- **What is expected**
Give back each entry unchanged, minus pictures.

☆ ☆ ☆ ☆

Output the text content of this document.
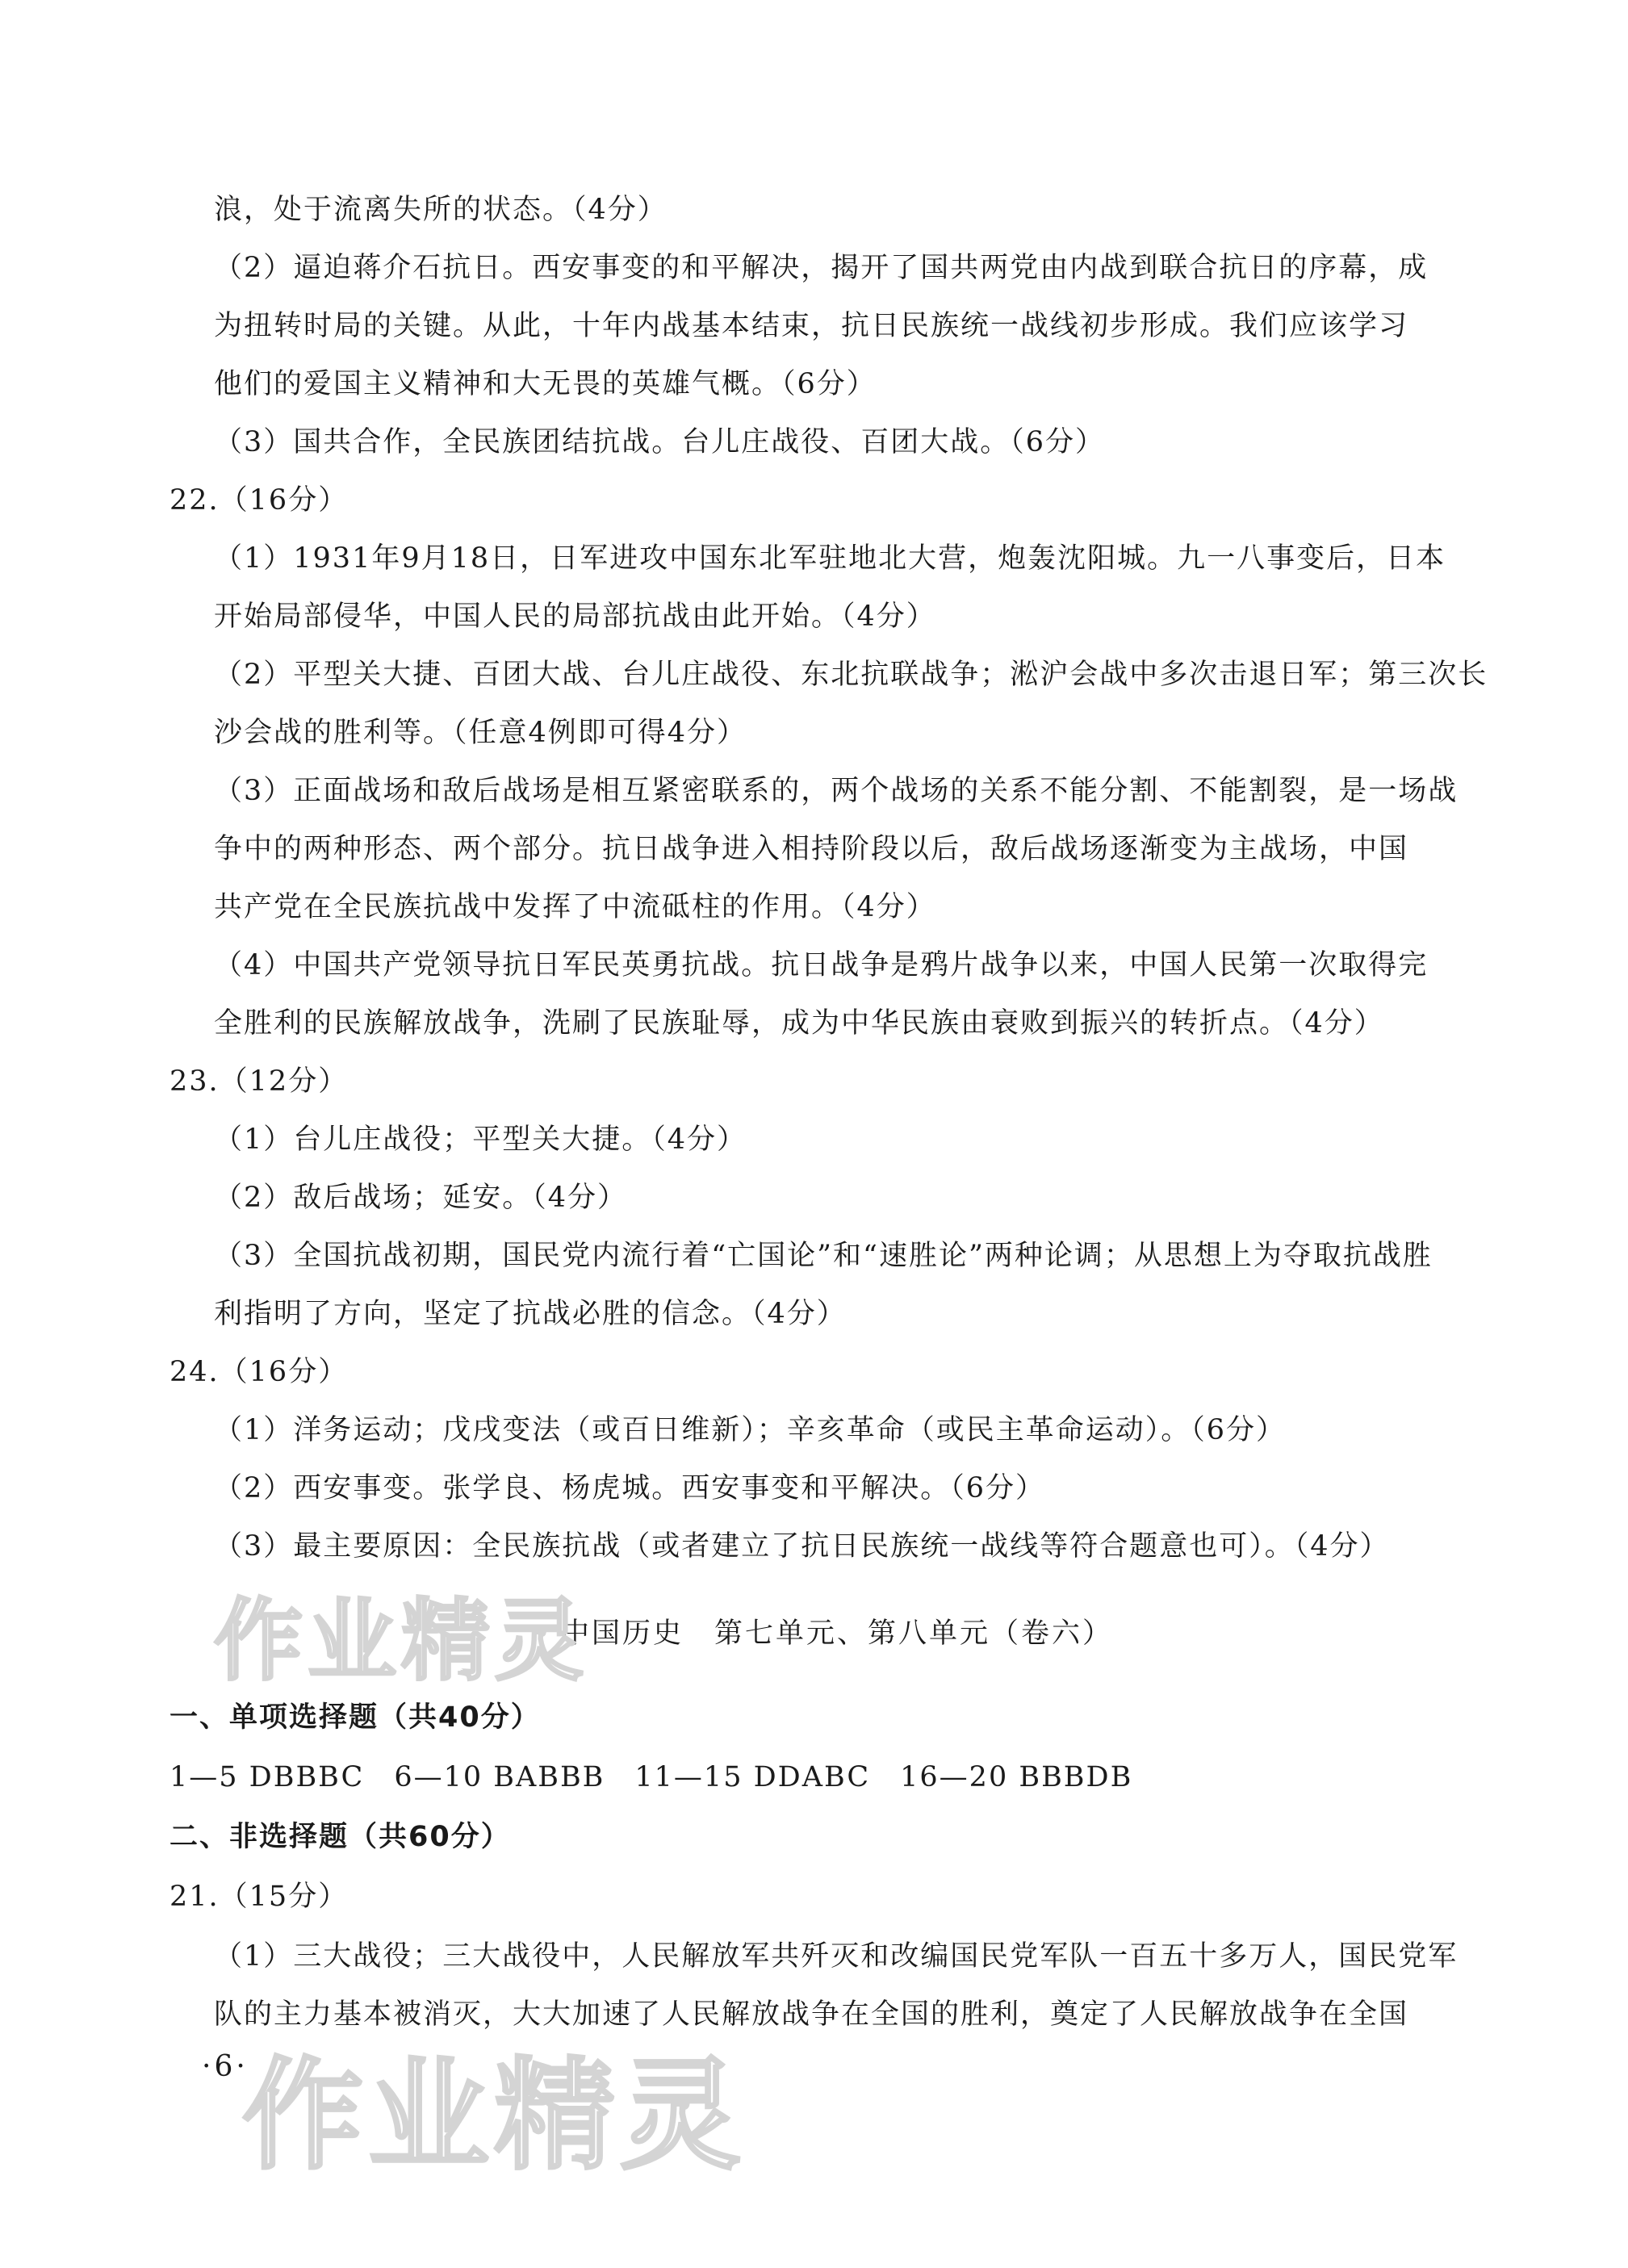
浪，处于流离失所的状态。（4分）

（2）逼迫蒋介石抗日。西安事变的和平解决，揭开了国共两党由内战到联合抗日的序幕，成

为扭转时局的关键。从此，十年内战基本结束，抗日民族统一战线初步形成。我们应该学习

他们的爱国主义精神和大无畏的英雄气概。（6分）

（3）国共合作，全民族团结抗战。台儿庄战役、百团大战。（6分）

22.（16分）

（1）1931年9月18日，日军进攻中国东北军驻地北大营，炮轰沈阳城。九一八事变后，日本

开始局部侵华，中国人民的局部抗战由此开始。（4分）

（2）平型关大捷、百团大战、台儿庄战役、东北抗联战争；淞沪会战中多次击退日军；第三次长

沙会战的胜利等。（任意4例即可得4分）

（3）正面战场和敌后战场是相互紧密联系的，两个战场的关系不能分割、不能割裂，是一场战

争中的两种形态、两个部分。抗日战争进入相持阶段以后，敌后战场逐渐变为主战场，中国

共产党在全民族抗战中发挥了中流砥柱的作用。（4分）

（4）中国共产党领导抗日军民英勇抗战。抗日战争是鸦片战争以来，中国人民第一次取得完

全胜利的民族解放战争，洗刷了民族耻辱，成为中华民族由衰败到振兴的转折点。（4分）

23.（12分）

（1）台儿庄战役；平型关大捷。（4分）

（2）敌后战场；延安。（4分）

（3）全国抗战初期，国民党内流行着“亡国论”和“速胜论”两种论调；从思想上为夺取抗战胜

利指明了方向，坚定了抗战必胜的信念。（4分）

24.（16分）

（1）洋务运动；戊戌变法（或百日维新）；辛亥革命（或民主革命运动）。（6分）

（2）西安事变。张学良、杨虎城。西安事变和平解决。（6分）

（3）最主要原因：全民族抗战（或者建立了抗日民族统一战线等符合题意也可）。（4分）

中国历史　第七单元、第八单元（卷六）

一、单项选择题（共40分）

1—5 DBBBC　6—10 BABBB　11—15 DDABC　16—20 BBBDB

二、非选择题（共60分）

21.（15分）

（1）三大战役；三大战役中，人民解放军共歼灭和改编国民党军队一百五十多万人，国民党军

队的主力基本被消灭，大大加速了人民解放战争在全国的胜利，奠定了人民解放战争在全国

·6·
作业精灵
作业精灵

☆ ☆ ☆ ☆

- **Answer to this task**
Output the text content of this document.
浪，处于流离失所的状态。（4分）

（2）逼迫蒋介石抗日。西安事变的和平解决，揭开了国共两党由内战到联合抗日的序幕，成

为扭转时局的关键。从此，十年内战基本结束，抗日民族统一战线初步形成。我们应该学习

他们的爱国主义精神和大无畏的英雄气概。（6分）

（3）国共合作，全民族团结抗战。台儿庄战役、百团大战。（6分）

22.（16分）

（1）1931年9月18日，日军进攻中国东北军驻地北大营，炮轰沈阳城。九一八事变后，日本

开始局部侵华，中国人民的局部抗战由此开始。（4分）

（2）平型关大捷、百团大战、台儿庄战役、东北抗联战争；淞沪会战中多次击退日军；第三次长

沙会战的胜利等。（任意4例即可得4分）

（3）正面战场和敌后战场是相互紧密联系的，两个战场的关系不能分割、不能割裂，是一场战

争中的两种形态、两个部分。抗日战争进入相持阶段以后，敌后战场逐渐变为主战场，中国

共产党在全民族抗战中发挥了中流砥柱的作用。（4分）

（4）中国共产党领导抗日军民英勇抗战。抗日战争是鸦片战争以来，中国人民第一次取得完

全胜利的民族解放战争，洗刷了民族耻辱，成为中华民族由衰败到振兴的转折点。（4分）

23.（12分）

（1）台儿庄战役；平型关大捷。（4分）

（2）敌后战场；延安。（4分）

（3）全国抗战初期，国民党内流行着“亡国论”和“速胜论”两种论调；从思想上为夺取抗战胜

利指明了方向，坚定了抗战必胜的信念。（4分）

24.（16分）

（1）洋务运动；戊戌变法（或百日维新）；辛亥革命（或民主革命运动）。（6分）

（2）西安事变。张学良、杨虎城。西安事变和平解决。（6分）

（3）最主要原因：全民族抗战（或者建立了抗日民族统一战线等符合题意也可）。（4分）

中国历史　第七单元、第八单元（卷六）

一、单项选择题（共40分）

1—5 DBBBC　6—10 BABBB　11—15 DDABC　16—20 BBBDB

二、非选择题（共60分）

21.（15分）

（1）三大战役；三大战役中，人民解放军共歼灭和改编国民党军队一百五十多万人，国民党军

队的主力基本被消灭，大大加速了人民解放战争在全国的胜利，奠定了人民解放战争在全国

·6·
作业精灵
作业精灵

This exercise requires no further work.